Your instructions:
Return each line containing the string "value".

Source records:
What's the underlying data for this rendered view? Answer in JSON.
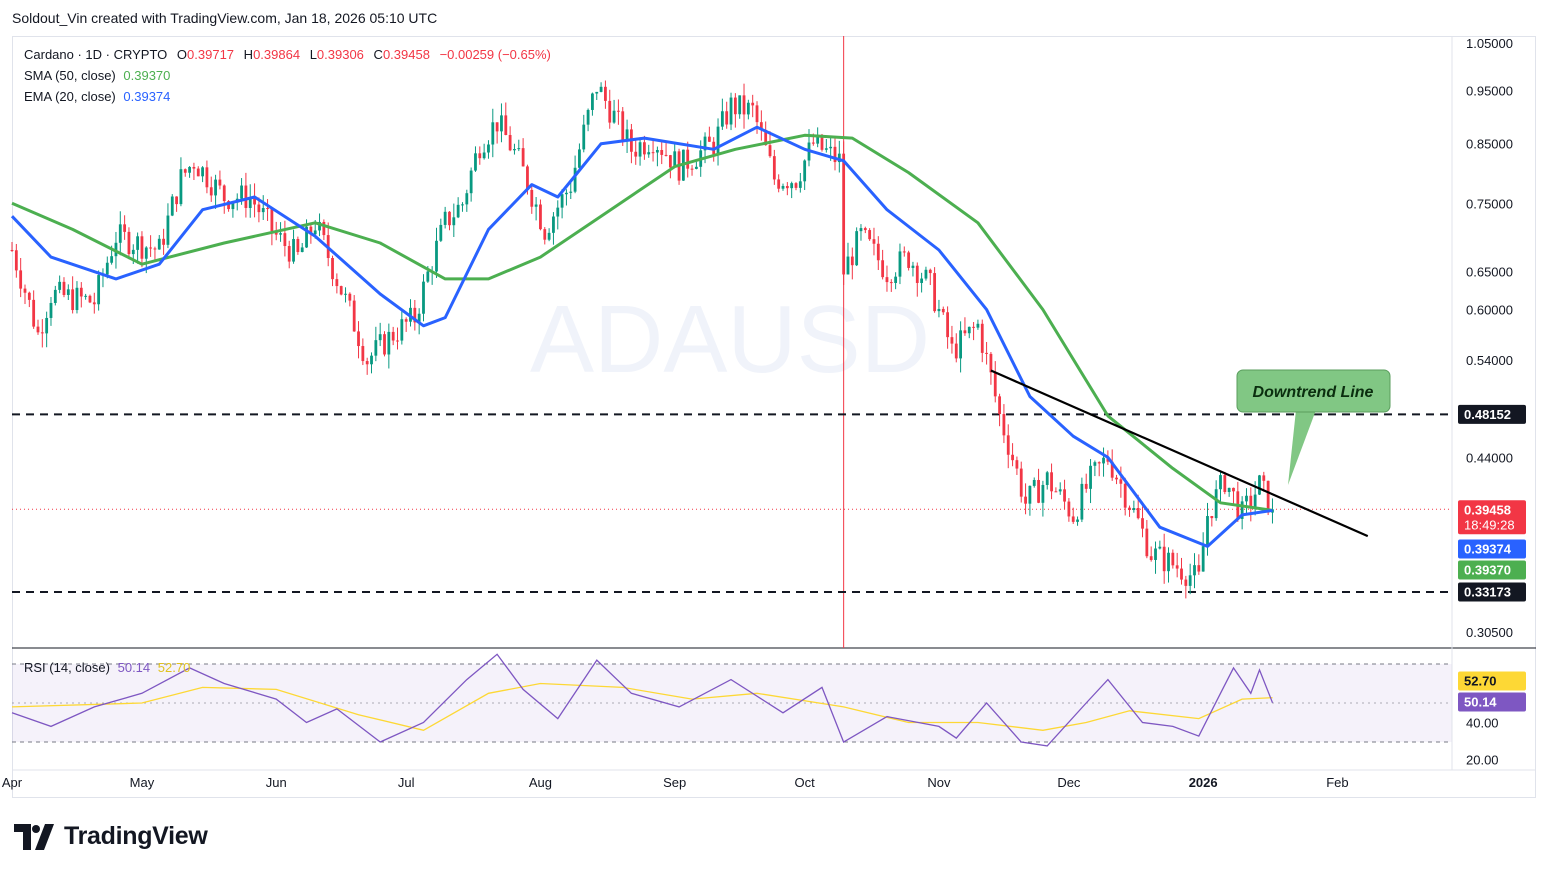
{
  "header": {
    "text": "Soldout_Vin created with TradingView.com, Jan 18, 2026 05:10 UTC"
  },
  "legend": {
    "symbol": "Cardano · 1D · CRYPTO",
    "o_label": "O",
    "o": "0.39717",
    "h_label": "H",
    "h": "0.39864",
    "l_label": "L",
    "l": "0.39306",
    "c_label": "C",
    "c": "0.39458",
    "change": "−0.00259 (−0.65%)",
    "sma_label": "SMA (50, close)",
    "sma": "0.39370",
    "ema_label": "EMA (20, close)",
    "ema": "0.39374"
  },
  "rsi_legend": {
    "label": "RSI (14, close)",
    "rsi": "50.14",
    "ma": "52.70"
  },
  "watermark": "ADAUSD",
  "annotation": "Downtrend Line",
  "footer": {
    "brand": "TradingView"
  },
  "colors": {
    "up": "#089981",
    "down": "#f23645",
    "sma": "#4caf50",
    "ema": "#2962ff",
    "rsi": "#7e57c2",
    "rsi_ma": "#fdd835",
    "text": "#131722",
    "axis_text": "#131722",
    "annotation_bg": "#81c784"
  },
  "chart_data": {
    "type": "candlestick",
    "scale": "log",
    "price_ticks": [
      "1.05000",
      "0.95000",
      "0.85000",
      "0.75000",
      "0.65000",
      "0.60000",
      "0.54000",
      "0.44000",
      "0.30500"
    ],
    "x_ticks": [
      "Apr",
      "May",
      "Jun",
      "Jul",
      "Aug",
      "Sep",
      "Oct",
      "Nov",
      "Dec",
      "2026",
      "Feb"
    ],
    "horizontal_levels": [
      {
        "value": 0.48152,
        "label": "0.48152",
        "style": "dashed"
      },
      {
        "value": 0.33173,
        "label": "0.33173",
        "style": "dashed"
      }
    ],
    "last_price": {
      "value": 0.39458,
      "label": "0.39458",
      "countdown": "18:49:28"
    },
    "indicator_labels": [
      {
        "name": "EMA 20",
        "value": 0.39374,
        "label": "0.39374"
      },
      {
        "name": "SMA 50",
        "value": 0.3937,
        "label": "0.39370"
      }
    ],
    "downtrend_line": {
      "from": [
        "Nov 13",
        0.528
      ],
      "to": [
        "Feb 8",
        0.373
      ]
    },
    "event_line": {
      "date": "Oct 10"
    },
    "close_path": [
      [
        "Apr 1",
        0.68
      ],
      [
        "Apr 7",
        0.57
      ],
      [
        "Apr 10",
        0.62
      ],
      [
        "Apr 20",
        0.61
      ],
      [
        "Apr 25",
        0.7
      ],
      [
        "May 5",
        0.68
      ],
      [
        "May 10",
        0.79
      ],
      [
        "May 13",
        0.82
      ],
      [
        "May 20",
        0.76
      ],
      [
        "May 26",
        0.76
      ],
      [
        "Jun 1",
        0.7
      ],
      [
        "Jun 6",
        0.67
      ],
      [
        "Jun 10",
        0.72
      ],
      [
        "Jun 15",
        0.64
      ],
      [
        "Jun 22",
        0.54
      ],
      [
        "Jun 28",
        0.57
      ],
      [
        "Jul 3",
        0.59
      ],
      [
        "Jul 10",
        0.72
      ],
      [
        "Jul 14",
        0.75
      ],
      [
        "Jul 18",
        0.85
      ],
      [
        "Jul 22",
        0.89
      ],
      [
        "Jul 27",
        0.82
      ],
      [
        "Aug 2",
        0.71
      ],
      [
        "Aug 8",
        0.78
      ],
      [
        "Aug 14",
        0.96
      ],
      [
        "Aug 18",
        0.9
      ],
      [
        "Aug 22",
        0.84
      ],
      [
        "Aug 27",
        0.86
      ],
      [
        "Sep 2",
        0.81
      ],
      [
        "Sep 10",
        0.85
      ],
      [
        "Sep 14",
        0.92
      ],
      [
        "Sep 19",
        0.91
      ],
      [
        "Sep 24",
        0.79
      ],
      [
        "Sep 29",
        0.79
      ],
      [
        "Oct 3",
        0.85
      ],
      [
        "Oct 9",
        0.82
      ],
      [
        "Oct 10",
        0.65
      ],
      [
        "Oct 14",
        0.7
      ],
      [
        "Oct 20",
        0.65
      ],
      [
        "Oct 25",
        0.67
      ],
      [
        "Oct 30",
        0.63
      ],
      [
        "Nov 4",
        0.55
      ],
      [
        "Nov 10",
        0.58
      ],
      [
        "Nov 15",
        0.48
      ],
      [
        "Nov 21",
        0.4
      ],
      [
        "Nov 26",
        0.42
      ],
      [
        "Dec 2",
        0.39
      ],
      [
        "Dec 6",
        0.42
      ],
      [
        "Dec 10",
        0.44
      ],
      [
        "Dec 15",
        0.4
      ],
      [
        "Dec 20",
        0.36
      ],
      [
        "Dec 26",
        0.35
      ],
      [
        "Dec 31",
        0.34
      ],
      [
        "Jan 2",
        0.39
      ],
      [
        "Jan 6",
        0.42
      ],
      [
        "Jan 10",
        0.39
      ],
      [
        "Jan 14",
        0.415
      ],
      [
        "Jan 17",
        0.3946
      ]
    ],
    "sma50_path": [
      [
        "Apr 1",
        0.75
      ],
      [
        "Apr 15",
        0.71
      ],
      [
        "May 1",
        0.66
      ],
      [
        "May 20",
        0.69
      ],
      [
        "Jun 10",
        0.72
      ],
      [
        "Jun 25",
        0.69
      ],
      [
        "Jul 10",
        0.64
      ],
      [
        "Jul 20",
        0.64
      ],
      [
        "Aug 1",
        0.67
      ],
      [
        "Aug 15",
        0.73
      ],
      [
        "Sep 1",
        0.81
      ],
      [
        "Sep 15",
        0.84
      ],
      [
        "Oct 1",
        0.865
      ],
      [
        "Oct 12",
        0.86
      ],
      [
        "Oct 25",
        0.8
      ],
      [
        "Nov 10",
        0.72
      ],
      [
        "Nov 25",
        0.6
      ],
      [
        "Dec 10",
        0.48
      ],
      [
        "Dec 25",
        0.43
      ],
      [
        "Jan 5",
        0.4
      ],
      [
        "Jan 17",
        0.3937
      ]
    ],
    "ema20_path": [
      [
        "Apr 1",
        0.73
      ],
      [
        "Apr 10",
        0.67
      ],
      [
        "Apr 25",
        0.64
      ],
      [
        "May 5",
        0.66
      ],
      [
        "May 15",
        0.74
      ],
      [
        "May 27",
        0.76
      ],
      [
        "Jun 10",
        0.7
      ],
      [
        "Jun 25",
        0.62
      ],
      [
        "Jul 5",
        0.58
      ],
      [
        "Jul 10",
        0.59
      ],
      [
        "Jul 20",
        0.71
      ],
      [
        "Jul 30",
        0.78
      ],
      [
        "Aug 5",
        0.76
      ],
      [
        "Aug 15",
        0.85
      ],
      [
        "Aug 25",
        0.86
      ],
      [
        "Sep 10",
        0.84
      ],
      [
        "Sep 20",
        0.88
      ],
      [
        "Oct 1",
        0.84
      ],
      [
        "Oct 10",
        0.82
      ],
      [
        "Oct 20",
        0.74
      ],
      [
        "Nov 1",
        0.68
      ],
      [
        "Nov 12",
        0.6
      ],
      [
        "Nov 22",
        0.5
      ],
      [
        "Dec 2",
        0.46
      ],
      [
        "Dec 10",
        0.44
      ],
      [
        "Dec 22",
        0.38
      ],
      [
        "Jan 2",
        0.365
      ],
      [
        "Jan 10",
        0.39
      ],
      [
        "Jan 17",
        0.3937
      ]
    ],
    "rsi": {
      "ticks": [
        "52.70",
        "50.14",
        "40.00",
        "20.00"
      ],
      "bands": [
        30,
        70
      ],
      "latest": 50.14,
      "ma_latest": 52.7,
      "path": [
        [
          "Apr 1",
          45
        ],
        [
          "Apr 10",
          38
        ],
        [
          "Apr 20",
          48
        ],
        [
          "May 1",
          55
        ],
        [
          "May 12",
          68
        ],
        [
          "May 20",
          60
        ],
        [
          "Jun 1",
          52
        ],
        [
          "Jun 8",
          40
        ],
        [
          "Jun 15",
          47
        ],
        [
          "Jun 25",
          30
        ],
        [
          "Jul 5",
          40
        ],
        [
          "Jul 15",
          62
        ],
        [
          "Jul 22",
          75
        ],
        [
          "Jul 28",
          57
        ],
        [
          "Aug 5",
          42
        ],
        [
          "Aug 14",
          72
        ],
        [
          "Aug 22",
          55
        ],
        [
          "Sep 2",
          48
        ],
        [
          "Sep 14",
          62
        ],
        [
          "Sep 26",
          45
        ],
        [
          "Oct 5",
          58
        ],
        [
          "Oct 10",
          30
        ],
        [
          "Oct 20",
          43
        ],
        [
          "Nov 1",
          38
        ],
        [
          "Nov 5",
          32
        ],
        [
          "Nov 12",
          50
        ],
        [
          "Nov 20",
          30
        ],
        [
          "Nov 26",
          28
        ],
        [
          "Dec 5",
          50
        ],
        [
          "Dec 10",
          62
        ],
        [
          "Dec 18",
          40
        ],
        [
          "Dec 25",
          38
        ],
        [
          "Dec 31",
          33
        ],
        [
          "Jan 5",
          55
        ],
        [
          "Jan 8",
          68
        ],
        [
          "Jan 12",
          55
        ],
        [
          "Jan 14",
          67
        ],
        [
          "Jan 17",
          50.14
        ]
      ],
      "ma_path": [
        [
          "Apr 1",
          48
        ],
        [
          "May 1",
          50
        ],
        [
          "May 15",
          58
        ],
        [
          "Jun 1",
          57
        ],
        [
          "Jun 20",
          44
        ],
        [
          "Jul 5",
          36
        ],
        [
          "Jul 20",
          55
        ],
        [
          "Aug 1",
          60
        ],
        [
          "Aug 20",
          58
        ],
        [
          "Sep 5",
          52
        ],
        [
          "Sep 20",
          55
        ],
        [
          "Oct 10",
          48
        ],
        [
          "Oct 25",
          40
        ],
        [
          "Nov 10",
          40
        ],
        [
          "Nov 25",
          36
        ],
        [
          "Dec 5",
          40
        ],
        [
          "Dec 15",
          46
        ],
        [
          "Dec 31",
          42
        ],
        [
          "Jan 10",
          52
        ],
        [
          "Jan 17",
          52.7
        ]
      ]
    }
  }
}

Written answer:
        "value": 0.48152,
        "value": 0.33173,
      "value": 0.39458,
        "value": 0.39374,
        "value": 0.3937,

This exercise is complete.